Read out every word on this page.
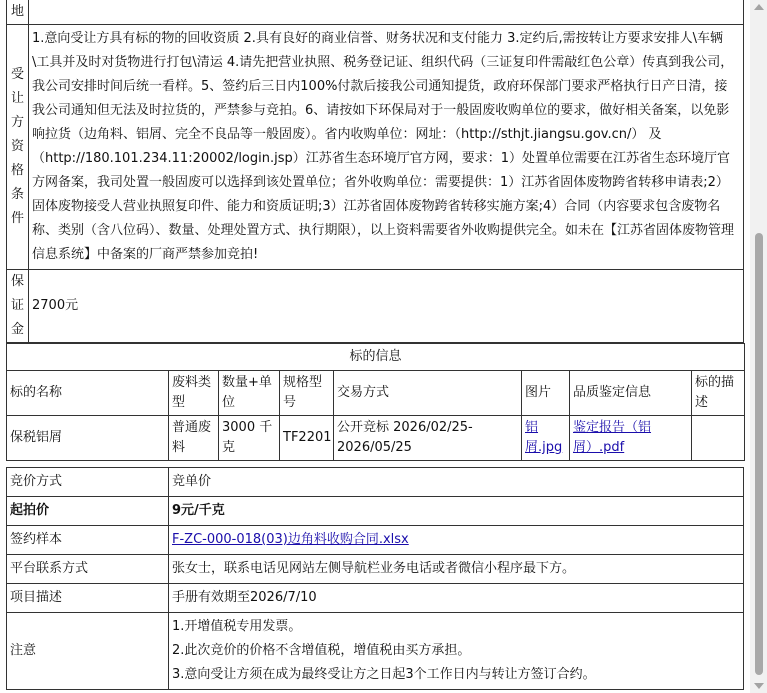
地	
受让方资格条件	1.意向受让方具有标的物的回收资质 2.具有良好的商业信誉、财务状况和支付能力 3.定约后,需按转让方要求安排人\车辆\工具并及时对货物进行打包\清运 4.请先把营业执照、税务登记证、组织代码（三证复印件需敲红色公章）传真到我公司，我公司安排时间后统一看样。5、签约后三日内100%付款后接我公司通知提货，政府环保部门要求严格执行日产日清，接我公司通知但无法及时拉货的，严禁参与竞拍。6、请按如下环保局对于一般固废收购单位的要求，做好相关备案，以免影响拉货（边角料、铝屑、完全不良品等一般固废）。省内收购单位：网址：（http://sthjt.jiangsu.gov.cn/） 及（http://180.101.234.11:20002/login.jsp）江苏省生态环境厅官方网，要求：1）处置单位需要在江苏省生态环境厅官方网备案，我司处置一般固废可以选择到该处置单位；省外收购单位：需要提供：1）江苏省固体废物跨省转移申请表;2）固体废物接受人营业执照复印件、能力和资质证明;3）江苏省固体废物跨省转移实施方案;4）合同（内容要求包含废物名称、类别（含八位码）、数量、处理处置方式、执行期限），以上资料需要省外收购提供完全。如未在【江苏省固体废物管理信息系统】中备案的厂商严禁参加竞拍!
保证金	2700元
标的信息							
标的名称	废料类型	数量+单位	规格型号	交易方式	图片	品质鉴定信息	标的描述
保税铝屑	普通废料	3000 千克	TF2201	公开竞标 2026/02/25-2026/05/25	铝屑.jpg	鉴定报告（铝屑）.pdf	
竞价方式	竞单价
起拍价	9元/千克
签约样本	F-ZC-000-018(03)边角料收购合同.xlsx
平台联系方式	张女士，联系电话见网站左侧导航栏业务电话或者微信小程序最下方。
项目描述	手册有效期至2026/7/10
注意	1.开增值税专用发票。
2.此次竞价的价格不含增值税，增值税由买方承担。
3.意向受让方须在成为最终受让方之日起3个工作日内与转让方签订合约。
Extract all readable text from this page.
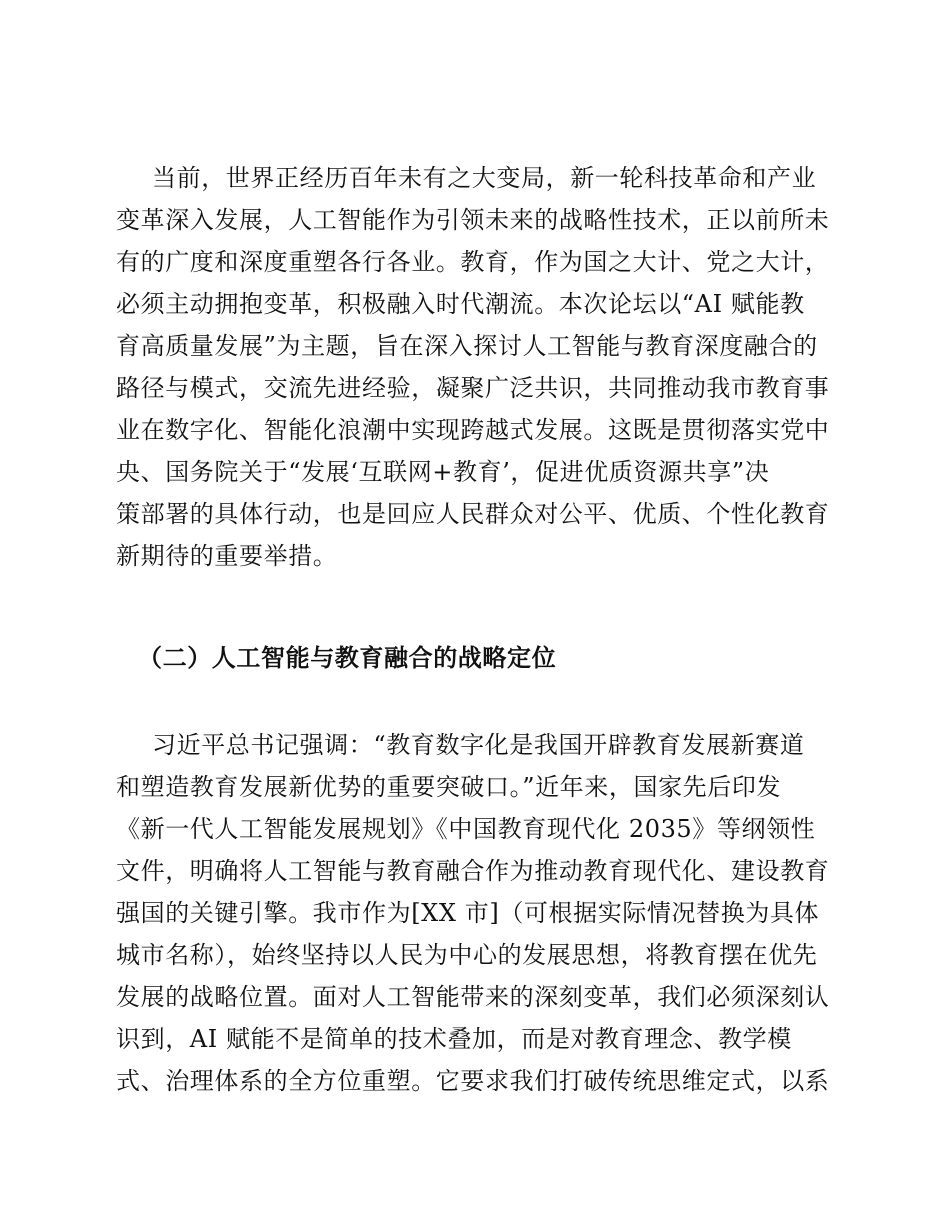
当前，世界正经历百年未有之大变局，新一轮科技革命和产业

变革深入发展，人工智能作为引领未来的战略性技术，正以前所未

有的广度和深度重塑各行各业。教育，作为国之大计、党之大计，

必须主动拥抱变革，积极融入时代潮流。本次论坛以“AI 赋能教

育高质量发展”为主题，旨在深入探讨人工智能与教育深度融合的

路径与模式，交流先进经验，凝聚广泛共识，共同推动我市教育事

业在数字化、智能化浪潮中实现跨越式发展。这既是贯彻落实党中

央、国务院关于“发展‘互联网+教育’，促进优质资源共享”决

策部署的具体行动，也是回应人民群众对公平、优质、个性化教育

新期待的重要举措。

（二）人工智能与教育融合的战略定位

习近平总书记强调：“教育数字化是我国开辟教育发展新赛道

和塑造教育发展新优势的重要突破口。”近年来，国家先后印发

《新一代人工智能发展规划》《中国教育现代化 2035》等纲领性

文件，明确将人工智能与教育融合作为推动教育现代化、建设教育

强国的关键引擎。我市作为[XX 市]（可根据实际情况替换为具体

城市名称），始终坚持以人民为中心的发展思想，将教育摆在优先

发展的战略位置。面对人工智能带来的深刻变革，我们必须深刻认

识到，AI 赋能不是简单的技术叠加，而是对教育理念、教学模

式、治理体系的全方位重塑。它要求我们打破传统思维定式，以系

=======

• [Given request] In the records above, locate the line with "Extract all readable text from this page."; output it and each line after it through the last one, exactly, omitting pictures.

• [Answer to the task]
Extract all readable text from this page.
当前，世界正经历百年未有之大变局，新一轮科技革命和产业

变革深入发展，人工智能作为引领未来的战略性技术，正以前所未

有的广度和深度重塑各行各业。教育，作为国之大计、党之大计，

必须主动拥抱变革，积极融入时代潮流。本次论坛以“AI 赋能教

育高质量发展”为主题，旨在深入探讨人工智能与教育深度融合的

路径与模式，交流先进经验，凝聚广泛共识，共同推动我市教育事

业在数字化、智能化浪潮中实现跨越式发展。这既是贯彻落实党中

央、国务院关于“发展‘互联网+教育’，促进优质资源共享”决

策部署的具体行动，也是回应人民群众对公平、优质、个性化教育

新期待的重要举措。

（二）人工智能与教育融合的战略定位

习近平总书记强调：“教育数字化是我国开辟教育发展新赛道

和塑造教育发展新优势的重要突破口。”近年来，国家先后印发

《新一代人工智能发展规划》《中国教育现代化 2035》等纲领性

文件，明确将人工智能与教育融合作为推动教育现代化、建设教育

强国的关键引擎。我市作为[XX 市]（可根据实际情况替换为具体

城市名称），始终坚持以人民为中心的发展思想，将教育摆在优先

发展的战略位置。面对人工智能带来的深刻变革，我们必须深刻认

识到，AI 赋能不是简单的技术叠加，而是对教育理念、教学模

式、治理体系的全方位重塑。它要求我们打破传统思维定式，以系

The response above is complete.